Siegen: Forschungsteam der Universität will Senioren Zugang zu digitaler Technik ebnen

Digitale Medien und Produkte hätten dabei das Potenzial, „ältere Menschen im Alltag zu unterstützen und ihr Wohlbefinden zu erhöhen“, schreibt die Uni in einer Mitteilung. „Das fängt bei Messengerdiensten an, mit denen schnell mit Angehörigen kommuniziert werden kann. Darüber hinaus können das auch Haushaltshelfer wie Staubsaugerroboter sein bis hin zu digitaler Blutdrucküberwachung oder digitaler Blutzuckermessung“, sagt Claudia Müller. Im aktuellen europäischen Forschungsprojekt ACCESS (Englisch für „Zugang“) erforscht sie, warum viele ältere Menschen digitale Geräte nicht nutzen, welche sozialen, ökonomischen und räumlichen Hindernisse bestehen und wie Barrieren – Unsicherheit vor Veränderung, fehlende soziale Kontakte, nicht vorhandene technische Voraussetzungen – abgebaut werden können.

Forschungspartner

Bei dem Projekt arbeiten die Juniorprofessur Wirtschaftsinformatik/IT für die alternde Gesellschaft, die Institute für Gerontologie und Soziologie der Universität Wien, die School of Educational Sciences and Psychology, die University of Eastern Finnland, das Istituto Nazionale di Riposo e Cura per Anziani und das Deutsche Institut für Japanstudien zusammen.

▶ GEGEBENE DATENSÄTZE
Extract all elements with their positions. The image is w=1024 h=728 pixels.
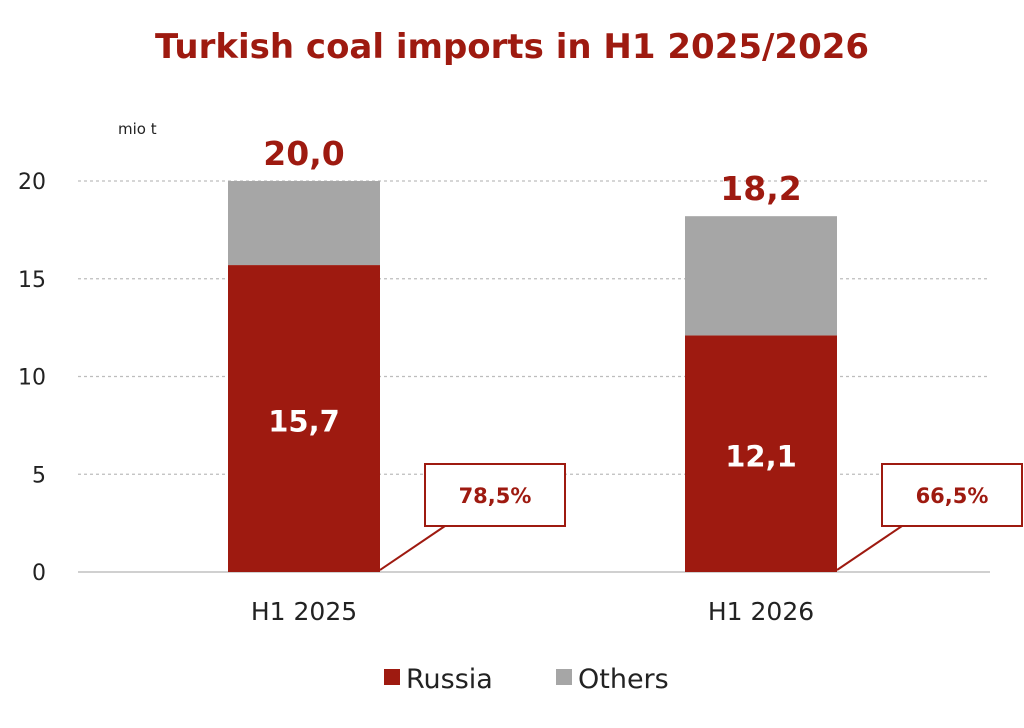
y-tick-label: 0	[32, 561, 46, 586]
callout-leader	[836, 525, 903, 571]
bar-others-2	[685, 216, 837, 336]
legend-label-russia: Russia	[406, 664, 493, 695]
bars	[228, 181, 837, 572]
legend-label-others: Others	[578, 664, 669, 695]
y-tick-label: 15	[18, 268, 46, 293]
y-tick-label: 10	[18, 366, 46, 391]
russia-value-label: 15,7	[268, 405, 340, 439]
russia-share-label: 66,5%	[916, 484, 989, 508]
bar-russia-2	[685, 335, 837, 572]
callout-leader	[379, 525, 446, 571]
bar-russia-1	[228, 265, 380, 572]
legend-swatch-russia	[384, 669, 400, 685]
total-value-label: 20,0	[263, 134, 344, 173]
x-tick-label: H1 2025	[251, 597, 357, 626]
legend: Russia Others	[384, 664, 669, 695]
y-tick-label: 5	[32, 463, 46, 488]
total-value-label: 18,2	[720, 169, 801, 208]
callout-box	[881, 463, 1023, 527]
bar-others-1	[228, 181, 380, 266]
y-axis: 0 5 10 15 20	[18, 170, 990, 586]
x-tick-label: H1 2026	[708, 597, 814, 626]
callout-box	[424, 463, 566, 527]
share-callouts: 78,5% 66,5%	[379, 463, 1023, 571]
x-axis: H1 2025 H1 2026	[251, 597, 814, 626]
russia-share-label: 78,5%	[459, 484, 532, 508]
unit-label: mio t	[118, 120, 157, 138]
data-labels: 15,7 20,0 12,1 18,2	[263, 134, 801, 474]
legend-swatch-others	[556, 669, 572, 685]
chart-title: Turkish coal imports in H1 2025/2026	[155, 27, 869, 67]
y-tick-label: 20	[18, 170, 46, 195]
gridlines	[78, 180, 990, 475]
russia-value-label: 12,1	[725, 440, 797, 474]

▶ ERFORDERLICHE SCHRITTE
(a) Gib aus dem Auszug zum Siegener Forschungsprojekt die Stelle von „Siegen: Forschungsteam der“ bis „abgebaut werden können.“ wortgetreu wieder.
(b) Fasse den Auszug zum Siegener Forschungsprojekt in zwei Sätzen zusammen.

▶ LÖSUNGEN JE AUFGABE
(a)
Siegen: Forschungsteam der Universität will Senioren Zugang zu digitaler Technik ebnen

Digitale Medien und Produkte hätten dabei das Potenzial, „ältere Menschen im Alltag zu unterstützen und ihr Wohlbefinden zu erhöhen“, schreibt die Uni in einer Mitteilung. „Das fängt bei Messengerdiensten an, mit denen schnell mit Angehörigen kommuniziert werden kann. Darüber hinaus können das auch Haushaltshelfer wie Staubsaugerroboter sein bis hin zu digitaler Blutdrucküberwachung oder digitaler Blutzuckermessung“, sagt Claudia Müller. Im aktuellen europäischen Forschungsprojekt ACCESS (Englisch für „Zugang“) erforscht sie, warum viele ältere Menschen digitale Geräte nicht nutzen, welche sozialen, ökonomischen und räumlichen Hindernisse bestehen und wie Barrieren – Unsicherheit vor Veränderung, fehlende soziale Kontakte, nicht vorhandene technische Voraussetzungen – abgebaut werden können.

(b) Ein Forschungsteam der Universität Siegen will älteren Menschen den Zugang zu digitaler Technik ebnen, die vom Messengerdienst bis zur digitalen Blutzuckermessung ihren Alltag unterstützen und ihr Wohlbefinden erhöhen kann. Im europäischen Projekt ACCESS erforscht Claudia Müller zusammen mit Partnern wie der Universität Wien, der University of Eastern Finnland und dem Deutschen Institut für Japanstudien, warum viele Ältere digitale Geräte nicht nutzen und wie sich die bestehenden Barrieren abbauen lassen.